- Stated exercise
Write out all of the data without omission, exactly as shown.

- Dataset records
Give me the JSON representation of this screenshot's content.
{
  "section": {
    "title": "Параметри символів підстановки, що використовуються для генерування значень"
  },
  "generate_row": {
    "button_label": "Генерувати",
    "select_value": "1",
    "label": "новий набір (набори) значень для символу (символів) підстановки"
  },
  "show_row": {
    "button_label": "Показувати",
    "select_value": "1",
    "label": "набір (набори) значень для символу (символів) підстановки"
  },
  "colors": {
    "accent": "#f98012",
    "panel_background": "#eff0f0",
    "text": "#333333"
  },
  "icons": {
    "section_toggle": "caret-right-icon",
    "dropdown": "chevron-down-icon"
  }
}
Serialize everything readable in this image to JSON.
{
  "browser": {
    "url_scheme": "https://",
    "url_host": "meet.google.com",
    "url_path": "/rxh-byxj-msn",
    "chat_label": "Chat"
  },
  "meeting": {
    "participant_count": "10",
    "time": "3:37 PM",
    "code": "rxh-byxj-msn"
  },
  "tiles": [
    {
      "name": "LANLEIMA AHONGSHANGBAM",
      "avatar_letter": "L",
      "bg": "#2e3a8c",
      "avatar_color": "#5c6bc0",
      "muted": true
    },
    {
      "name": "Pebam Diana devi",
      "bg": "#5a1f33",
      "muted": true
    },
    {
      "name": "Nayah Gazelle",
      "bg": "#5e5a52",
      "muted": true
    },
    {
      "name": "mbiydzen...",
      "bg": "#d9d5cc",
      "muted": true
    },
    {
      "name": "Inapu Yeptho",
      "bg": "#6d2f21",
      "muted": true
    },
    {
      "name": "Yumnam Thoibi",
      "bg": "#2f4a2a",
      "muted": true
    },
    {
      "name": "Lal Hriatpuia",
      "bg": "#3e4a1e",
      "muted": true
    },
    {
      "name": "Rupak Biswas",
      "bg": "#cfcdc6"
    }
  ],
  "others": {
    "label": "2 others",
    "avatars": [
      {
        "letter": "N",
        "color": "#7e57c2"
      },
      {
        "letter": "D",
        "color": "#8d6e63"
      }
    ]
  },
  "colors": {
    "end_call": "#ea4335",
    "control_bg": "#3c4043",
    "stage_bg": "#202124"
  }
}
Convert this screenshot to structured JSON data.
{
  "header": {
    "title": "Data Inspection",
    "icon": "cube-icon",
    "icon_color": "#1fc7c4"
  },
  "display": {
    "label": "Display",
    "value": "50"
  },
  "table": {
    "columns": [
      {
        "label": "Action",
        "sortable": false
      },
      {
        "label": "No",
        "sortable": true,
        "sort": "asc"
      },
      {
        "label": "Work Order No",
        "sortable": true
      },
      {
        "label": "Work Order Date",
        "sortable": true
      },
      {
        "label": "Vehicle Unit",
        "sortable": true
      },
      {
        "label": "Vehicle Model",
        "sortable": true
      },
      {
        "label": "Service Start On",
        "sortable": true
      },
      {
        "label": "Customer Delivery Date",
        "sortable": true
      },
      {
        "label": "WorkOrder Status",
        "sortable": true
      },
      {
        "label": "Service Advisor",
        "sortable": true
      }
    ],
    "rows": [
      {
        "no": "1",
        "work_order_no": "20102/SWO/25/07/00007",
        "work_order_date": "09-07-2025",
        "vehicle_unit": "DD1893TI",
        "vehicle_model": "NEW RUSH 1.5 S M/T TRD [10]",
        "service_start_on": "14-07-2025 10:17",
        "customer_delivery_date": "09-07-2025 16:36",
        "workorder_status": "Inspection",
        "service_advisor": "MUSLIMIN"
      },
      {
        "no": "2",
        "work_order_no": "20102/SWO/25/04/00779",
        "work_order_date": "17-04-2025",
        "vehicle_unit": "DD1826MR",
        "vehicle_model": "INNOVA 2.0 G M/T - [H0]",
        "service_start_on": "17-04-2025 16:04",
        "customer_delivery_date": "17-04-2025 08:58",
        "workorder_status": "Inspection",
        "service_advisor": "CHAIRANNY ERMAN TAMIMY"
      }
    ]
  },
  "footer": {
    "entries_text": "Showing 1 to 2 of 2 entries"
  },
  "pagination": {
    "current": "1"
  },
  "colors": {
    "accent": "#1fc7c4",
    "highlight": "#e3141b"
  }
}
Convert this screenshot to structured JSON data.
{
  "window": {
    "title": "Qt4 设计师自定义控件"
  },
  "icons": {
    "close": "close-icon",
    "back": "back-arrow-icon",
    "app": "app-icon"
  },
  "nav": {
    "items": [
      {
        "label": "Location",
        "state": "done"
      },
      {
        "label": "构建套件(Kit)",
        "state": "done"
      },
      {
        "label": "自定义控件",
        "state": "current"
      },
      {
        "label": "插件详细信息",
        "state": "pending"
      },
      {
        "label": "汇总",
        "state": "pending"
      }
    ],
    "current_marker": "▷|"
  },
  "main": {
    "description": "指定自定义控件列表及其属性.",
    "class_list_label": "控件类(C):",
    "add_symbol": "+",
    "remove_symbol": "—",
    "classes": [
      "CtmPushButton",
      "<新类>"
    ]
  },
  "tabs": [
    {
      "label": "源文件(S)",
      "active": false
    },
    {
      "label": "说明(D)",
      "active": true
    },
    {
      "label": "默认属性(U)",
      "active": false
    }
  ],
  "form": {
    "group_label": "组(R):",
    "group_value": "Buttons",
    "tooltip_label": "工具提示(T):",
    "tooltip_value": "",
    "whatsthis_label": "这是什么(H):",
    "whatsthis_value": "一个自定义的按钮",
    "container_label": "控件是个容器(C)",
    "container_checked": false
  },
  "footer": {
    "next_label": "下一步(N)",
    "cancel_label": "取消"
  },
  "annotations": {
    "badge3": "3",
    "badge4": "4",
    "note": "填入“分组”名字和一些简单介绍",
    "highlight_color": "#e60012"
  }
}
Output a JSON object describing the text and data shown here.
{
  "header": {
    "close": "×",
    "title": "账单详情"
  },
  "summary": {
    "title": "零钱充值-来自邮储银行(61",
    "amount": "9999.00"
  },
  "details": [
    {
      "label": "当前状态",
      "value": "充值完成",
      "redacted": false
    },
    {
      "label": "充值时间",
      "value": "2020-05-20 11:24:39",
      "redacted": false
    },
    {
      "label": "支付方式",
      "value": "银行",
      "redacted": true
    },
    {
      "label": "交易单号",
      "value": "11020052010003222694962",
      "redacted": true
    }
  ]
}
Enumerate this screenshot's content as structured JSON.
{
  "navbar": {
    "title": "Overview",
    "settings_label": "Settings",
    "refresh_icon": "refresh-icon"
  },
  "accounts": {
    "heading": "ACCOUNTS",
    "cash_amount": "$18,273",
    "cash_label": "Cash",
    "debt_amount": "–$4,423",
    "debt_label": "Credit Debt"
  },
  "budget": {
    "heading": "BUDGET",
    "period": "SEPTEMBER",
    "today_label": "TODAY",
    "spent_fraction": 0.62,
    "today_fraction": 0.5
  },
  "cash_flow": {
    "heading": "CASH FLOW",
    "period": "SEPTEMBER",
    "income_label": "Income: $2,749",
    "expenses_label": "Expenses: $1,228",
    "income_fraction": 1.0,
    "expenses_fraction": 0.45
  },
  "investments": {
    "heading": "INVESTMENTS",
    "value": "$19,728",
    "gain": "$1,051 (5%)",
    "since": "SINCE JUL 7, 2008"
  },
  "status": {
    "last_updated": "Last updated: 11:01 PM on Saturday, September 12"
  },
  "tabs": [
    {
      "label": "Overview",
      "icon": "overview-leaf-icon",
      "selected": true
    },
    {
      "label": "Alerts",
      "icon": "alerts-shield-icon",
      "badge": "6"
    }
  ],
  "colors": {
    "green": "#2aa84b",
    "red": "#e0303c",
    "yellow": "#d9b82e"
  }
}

- Answer to this task
Give me the JSON representation of this screenshot's content.
{
  "section": {
    "title": "Параметри символів підстановки, що використовуються для генерування значень"
  },
  "generate_row": {
    "button_label": "Генерувати",
    "select_value": "1",
    "label": "новий набір (набори) значень для символу (символів) підстановки"
  },
  "show_row": {
    "button_label": "Показувати",
    "select_value": "1",
    "label": "набір (набори) значень для символу (символів) підстановки"
  },
  "colors": {
    "accent": "#f98012",
    "panel_background": "#eff0f0",
    "text": "#333333"
  },
  "icons": {
    "section_toggle": "caret-right-icon",
    "dropdown": "chevron-down-icon"
  }
}
Serialize everything readable in this image to JSON.
{
  "browser": {
    "url_scheme": "https://",
    "url_host": "meet.google.com",
    "url_path": "/rxh-byxj-msn",
    "chat_label": "Chat"
  },
  "meeting": {
    "participant_count": "10",
    "time": "3:37 PM",
    "code": "rxh-byxj-msn"
  },
  "tiles": [
    {
      "name": "LANLEIMA AHONGSHANGBAM",
      "avatar_letter": "L",
      "bg": "#2e3a8c",
      "avatar_color": "#5c6bc0",
      "muted": true
    },
    {
      "name": "Pebam Diana devi",
      "bg": "#5a1f33",
      "muted": true
    },
    {
      "name": "Nayah Gazelle",
      "bg": "#5e5a52",
      "muted": true
    },
    {
      "name": "mbiydzen...",
      "bg": "#d9d5cc",
      "muted": true
    },
    {
      "name": "Inapu Yeptho",
      "bg": "#6d2f21",
      "muted": true
    },
    {
      "name": "Yumnam Thoibi",
      "bg": "#2f4a2a",
      "muted": true
    },
    {
      "name": "Lal Hriatpuia",
      "bg": "#3e4a1e",
      "muted": true
    },
    {
      "name": "Rupak Biswas",
      "bg": "#cfcdc6"
    }
  ],
  "others": {
    "label": "2 others",
    "avatars": [
      {
        "letter": "N",
        "color": "#7e57c2"
      },
      {
        "letter": "D",
        "color": "#8d6e63"
      }
    ]
  },
  "colors": {
    "end_call": "#ea4335",
    "control_bg": "#3c4043",
    "stage_bg": "#202124"
  }
}
Convert this screenshot to structured JSON data.
{
  "header": {
    "title": "Data Inspection",
    "icon": "cube-icon",
    "icon_color": "#1fc7c4"
  },
  "display": {
    "label": "Display",
    "value": "50"
  },
  "table": {
    "columns": [
      {
        "label": "Action",
        "sortable": false
      },
      {
        "label": "No",
        "sortable": true,
        "sort": "asc"
      },
      {
        "label": "Work Order No",
        "sortable": true
      },
      {
        "label": "Work Order Date",
        "sortable": true
      },
      {
        "label": "Vehicle Unit",
        "sortable": true
      },
      {
        "label": "Vehicle Model",
        "sortable": true
      },
      {
        "label": "Service Start On",
        "sortable": true
      },
      {
        "label": "Customer Delivery Date",
        "sortable": true
      },
      {
        "label": "WorkOrder Status",
        "sortable": true
      },
      {
        "label": "Service Advisor",
        "sortable": true
      }
    ],
    "rows": [
      {
        "no": "1",
        "work_order_no": "20102/SWO/25/07/00007",
        "work_order_date": "09-07-2025",
        "vehicle_unit": "DD1893TI",
        "vehicle_model": "NEW RUSH 1.5 S M/T TRD [10]",
        "service_start_on": "14-07-2025 10:17",
        "customer_delivery_date": "09-07-2025 16:36",
        "workorder_status": "Inspection",
        "service_advisor": "MUSLIMIN"
      },
      {
        "no": "2",
        "work_order_no": "20102/SWO/25/04/00779",
        "work_order_date": "17-04-2025",
        "vehicle_unit": "DD1826MR",
        "vehicle_model": "INNOVA 2.0 G M/T - [H0]",
        "service_start_on": "17-04-2025 16:04",
        "customer_delivery_date": "17-04-2025 08:58",
        "workorder_status": "Inspection",
        "service_advisor": "CHAIRANNY ERMAN TAMIMY"
      }
    ]
  },
  "footer": {
    "entries_text": "Showing 1 to 2 of 2 entries"
  },
  "pagination": {
    "current": "1"
  },
  "colors": {
    "accent": "#1fc7c4",
    "highlight": "#e3141b"
  }
}
Convert this screenshot to structured JSON data.
{
  "window": {
    "title": "Qt4 设计师自定义控件"
  },
  "icons": {
    "close": "close-icon",
    "back": "back-arrow-icon",
    "app": "app-icon"
  },
  "nav": {
    "items": [
      {
        "label": "Location",
        "state": "done"
      },
      {
        "label": "构建套件(Kit)",
        "state": "done"
      },
      {
        "label": "自定义控件",
        "state": "current"
      },
      {
        "label": "插件详细信息",
        "state": "pending"
      },
      {
        "label": "汇总",
        "state": "pending"
      }
    ],
    "current_marker": "▷|"
  },
  "main": {
    "description": "指定自定义控件列表及其属性.",
    "class_list_label": "控件类(C):",
    "add_symbol": "+",
    "remove_symbol": "—",
    "classes": [
      "CtmPushButton",
      "<新类>"
    ]
  },
  "tabs": [
    {
      "label": "源文件(S)",
      "active": false
    },
    {
      "label": "说明(D)",
      "active": true
    },
    {
      "label": "默认属性(U)",
      "active": false
    }
  ],
  "form": {
    "group_label": "组(R):",
    "group_value": "Buttons",
    "tooltip_label": "工具提示(T):",
    "tooltip_value": "",
    "whatsthis_label": "这是什么(H):",
    "whatsthis_value": "一个自定义的按钮",
    "container_label": "控件是个容器(C)",
    "container_checked": false
  },
  "footer": {
    "next_label": "下一步(N)",
    "cancel_label": "取消"
  },
  "annotations": {
    "badge3": "3",
    "badge4": "4",
    "note": "填入“分组”名字和一些简单介绍",
    "highlight_color": "#e60012"
  }
}
Output a JSON object describing the text and data shown here.
{
  "header": {
    "close": "×",
    "title": "账单详情"
  },
  "summary": {
    "title": "零钱充值-来自邮储银行(61",
    "amount": "9999.00"
  },
  "details": [
    {
      "label": "当前状态",
      "value": "充值完成",
      "redacted": false
    },
    {
      "label": "充值时间",
      "value": "2020-05-20 11:24:39",
      "redacted": false
    },
    {
      "label": "支付方式",
      "value": "银行",
      "redacted": true
    },
    {
      "label": "交易单号",
      "value": "11020052010003222694962",
      "redacted": true
    }
  ]
}
Enumerate this screenshot's content as structured JSON.
{
  "navbar": {
    "title": "Overview",
    "settings_label": "Settings",
    "refresh_icon": "refresh-icon"
  },
  "accounts": {
    "heading": "ACCOUNTS",
    "cash_amount": "$18,273",
    "cash_label": "Cash",
    "debt_amount": "–$4,423",
    "debt_label": "Credit Debt"
  },
  "budget": {
    "heading": "BUDGET",
    "period": "SEPTEMBER",
    "today_label": "TODAY",
    "spent_fraction": 0.62,
    "today_fraction": 0.5
  },
  "cash_flow": {
    "heading": "CASH FLOW",
    "period": "SEPTEMBER",
    "income_label": "Income: $2,749",
    "expenses_label": "Expenses: $1,228",
    "income_fraction": 1.0,
    "expenses_fraction": 0.45
  },
  "investments": {
    "heading": "INVESTMENTS",
    "value": "$19,728",
    "gain": "$1,051 (5%)",
    "since": "SINCE JUL 7, 2008"
  },
  "status": {
    "last_updated": "Last updated: 11:01 PM on Saturday, September 12"
  },
  "tabs": [
    {
      "label": "Overview",
      "icon": "overview-leaf-icon",
      "selected": true
    },
    {
      "label": "Alerts",
      "icon": "alerts-shield-icon",
      "badge": "6"
    }
  ],
  "colors": {
    "green": "#2aa84b",
    "red": "#e0303c",
    "yellow": "#d9b82e"
  }
}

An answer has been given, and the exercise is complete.